Supplied data:
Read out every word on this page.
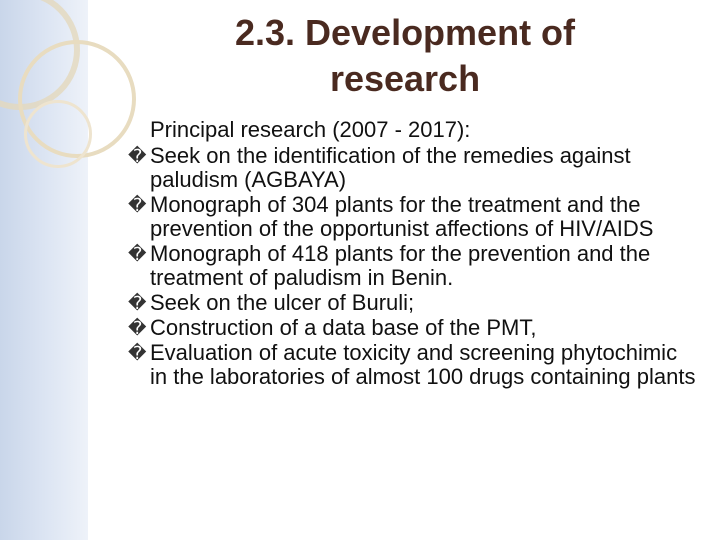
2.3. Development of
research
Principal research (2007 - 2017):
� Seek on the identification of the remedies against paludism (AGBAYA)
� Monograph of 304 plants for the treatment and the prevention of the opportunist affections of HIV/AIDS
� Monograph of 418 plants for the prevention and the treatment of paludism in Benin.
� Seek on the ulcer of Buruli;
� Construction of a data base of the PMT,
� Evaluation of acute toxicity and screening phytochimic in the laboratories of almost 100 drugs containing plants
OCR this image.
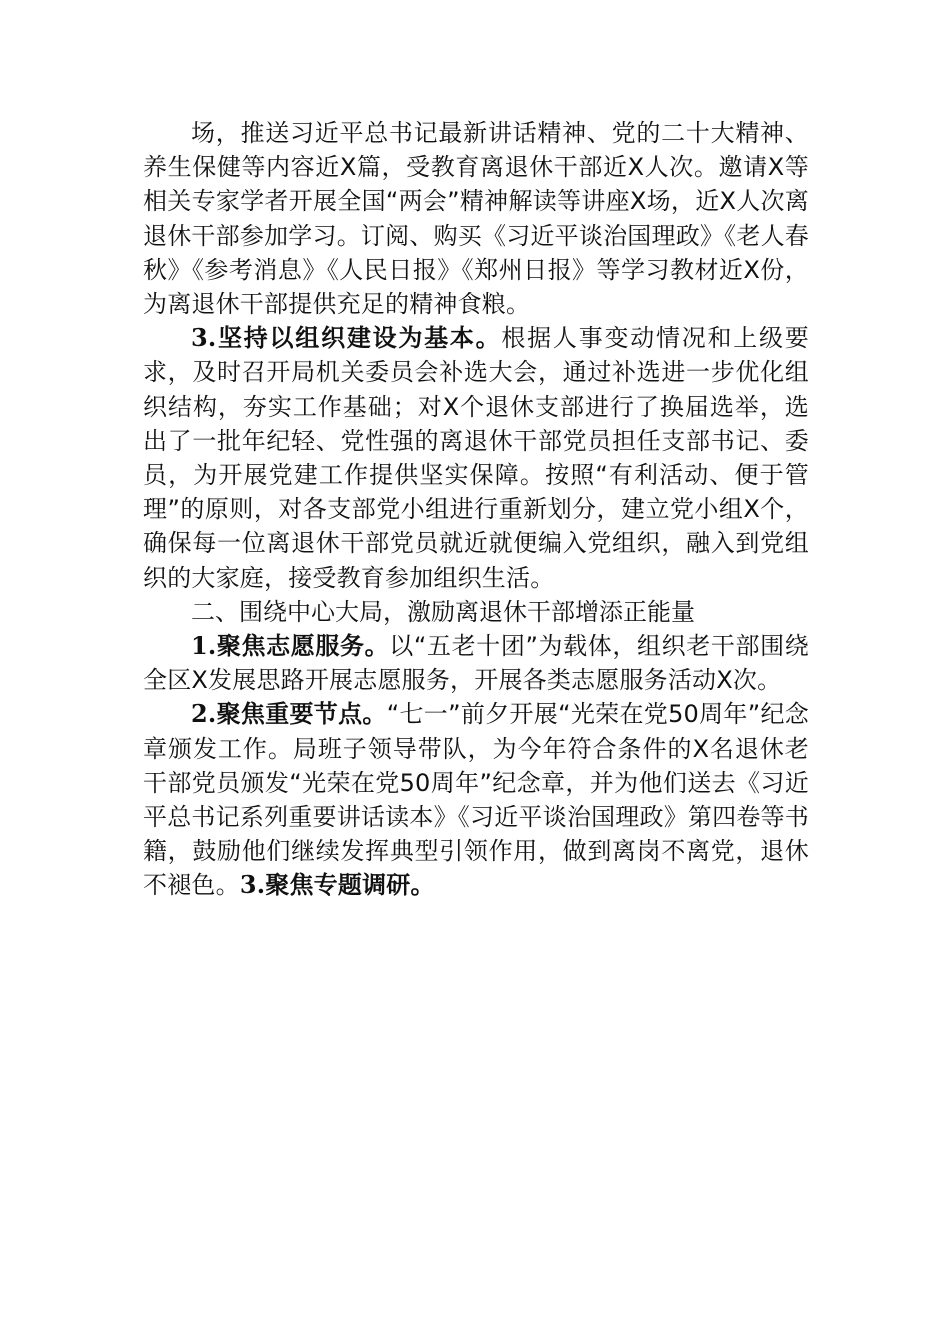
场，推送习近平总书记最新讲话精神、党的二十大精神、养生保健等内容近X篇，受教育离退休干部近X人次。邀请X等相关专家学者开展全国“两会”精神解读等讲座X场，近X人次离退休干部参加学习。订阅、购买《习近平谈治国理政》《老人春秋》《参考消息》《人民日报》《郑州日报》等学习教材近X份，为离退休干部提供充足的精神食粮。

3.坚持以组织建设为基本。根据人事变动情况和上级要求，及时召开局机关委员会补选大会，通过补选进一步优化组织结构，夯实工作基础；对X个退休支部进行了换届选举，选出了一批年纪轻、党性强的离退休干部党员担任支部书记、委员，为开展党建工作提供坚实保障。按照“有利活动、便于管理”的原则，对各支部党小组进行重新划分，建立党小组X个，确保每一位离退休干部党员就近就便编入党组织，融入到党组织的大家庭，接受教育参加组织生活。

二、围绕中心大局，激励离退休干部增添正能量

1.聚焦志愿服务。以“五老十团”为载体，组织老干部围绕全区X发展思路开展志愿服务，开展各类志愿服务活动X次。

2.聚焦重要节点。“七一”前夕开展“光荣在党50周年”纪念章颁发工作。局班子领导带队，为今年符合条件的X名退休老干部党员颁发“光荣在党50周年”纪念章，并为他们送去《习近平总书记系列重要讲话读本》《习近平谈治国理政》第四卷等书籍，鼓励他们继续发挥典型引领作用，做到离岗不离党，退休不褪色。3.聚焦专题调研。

...

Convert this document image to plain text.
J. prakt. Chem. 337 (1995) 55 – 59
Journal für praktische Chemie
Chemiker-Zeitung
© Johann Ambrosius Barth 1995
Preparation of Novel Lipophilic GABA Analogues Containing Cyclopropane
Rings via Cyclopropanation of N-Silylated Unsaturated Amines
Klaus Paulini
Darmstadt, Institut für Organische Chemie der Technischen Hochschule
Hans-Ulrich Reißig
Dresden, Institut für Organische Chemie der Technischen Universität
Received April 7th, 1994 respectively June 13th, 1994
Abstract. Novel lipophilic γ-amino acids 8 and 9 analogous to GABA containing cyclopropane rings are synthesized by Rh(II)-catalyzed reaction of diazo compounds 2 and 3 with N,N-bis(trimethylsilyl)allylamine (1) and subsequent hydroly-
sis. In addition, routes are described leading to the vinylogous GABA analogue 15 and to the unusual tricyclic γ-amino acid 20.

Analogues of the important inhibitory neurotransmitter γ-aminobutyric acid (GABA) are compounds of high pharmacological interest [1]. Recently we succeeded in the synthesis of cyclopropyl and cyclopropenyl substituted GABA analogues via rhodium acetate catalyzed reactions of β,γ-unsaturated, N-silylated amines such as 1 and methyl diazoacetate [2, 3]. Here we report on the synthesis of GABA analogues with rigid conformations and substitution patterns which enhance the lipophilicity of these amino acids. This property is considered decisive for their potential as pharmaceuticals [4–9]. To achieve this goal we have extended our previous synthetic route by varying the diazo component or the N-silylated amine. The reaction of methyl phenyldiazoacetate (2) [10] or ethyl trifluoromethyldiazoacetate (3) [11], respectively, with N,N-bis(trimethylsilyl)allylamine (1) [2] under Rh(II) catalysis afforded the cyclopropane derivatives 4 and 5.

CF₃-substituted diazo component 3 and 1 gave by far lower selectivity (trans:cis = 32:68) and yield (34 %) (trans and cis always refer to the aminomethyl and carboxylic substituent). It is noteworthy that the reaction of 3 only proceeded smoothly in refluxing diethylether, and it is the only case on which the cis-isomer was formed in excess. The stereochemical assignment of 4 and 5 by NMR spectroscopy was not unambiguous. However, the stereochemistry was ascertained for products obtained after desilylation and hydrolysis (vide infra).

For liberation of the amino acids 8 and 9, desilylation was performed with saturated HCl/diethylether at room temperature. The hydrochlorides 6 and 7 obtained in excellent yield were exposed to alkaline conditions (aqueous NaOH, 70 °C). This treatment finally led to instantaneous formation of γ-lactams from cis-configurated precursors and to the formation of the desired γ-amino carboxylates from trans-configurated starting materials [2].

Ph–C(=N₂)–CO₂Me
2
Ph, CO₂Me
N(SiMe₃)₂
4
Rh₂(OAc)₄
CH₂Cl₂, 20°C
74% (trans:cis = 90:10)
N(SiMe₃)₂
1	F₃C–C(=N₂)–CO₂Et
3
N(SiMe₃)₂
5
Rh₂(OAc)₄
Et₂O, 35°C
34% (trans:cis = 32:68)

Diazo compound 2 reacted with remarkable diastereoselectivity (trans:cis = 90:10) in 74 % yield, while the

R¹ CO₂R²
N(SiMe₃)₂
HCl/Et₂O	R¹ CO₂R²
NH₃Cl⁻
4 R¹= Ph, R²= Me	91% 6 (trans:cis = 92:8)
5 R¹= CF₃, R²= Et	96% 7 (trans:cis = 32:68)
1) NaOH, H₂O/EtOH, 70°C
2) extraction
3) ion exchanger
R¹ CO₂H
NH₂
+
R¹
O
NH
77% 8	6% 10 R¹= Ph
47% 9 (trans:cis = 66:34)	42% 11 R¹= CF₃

What the exercise asks:
Using the records above, select and copy every line that has the word "compounds".

Full solution:
Abstract. Novel lipophilic γ-amino acids 8 and 9 analogous to GABA containing cyclopropane rings are synthesized by Rh(II)-catalyzed reaction of diazo compounds 2 and 3 with N,N-bis(trimethylsilyl)allylamine (1) and subsequent hydroly-
Analogues of the important inhibitory neurotransmitter γ-aminobutyric acid (GABA) are compounds of high pharmacological interest [1]. Recently we succeeded in the synthesis of cyclopropyl and cyclopropenyl substituted GABA analogues via rhodium acetate catalyzed reactions of β,γ-unsaturated, N-silylated amines such as 1 and methyl diazoacetate [2, 3]. Here we report on the synthesis of GABA analogues with rigid conformations and substitution patterns which enhance the lipophilicity of these amino acids. This property is considered decisive for their potential as pharmaceuticals [4–9]. To achieve this goal we have extended our previous synthetic route by varying the diazo component or the N-silylated amine. The reaction of methyl phenyldiazoacetate (2) [10] or ethyl trifluoromethyldiazoacetate (3) [11], respectively, with N,N-bis(trimethylsilyl)allylamine (1) [2] under Rh(II) catalysis afforded the cyclopropane derivatives 4 and 5.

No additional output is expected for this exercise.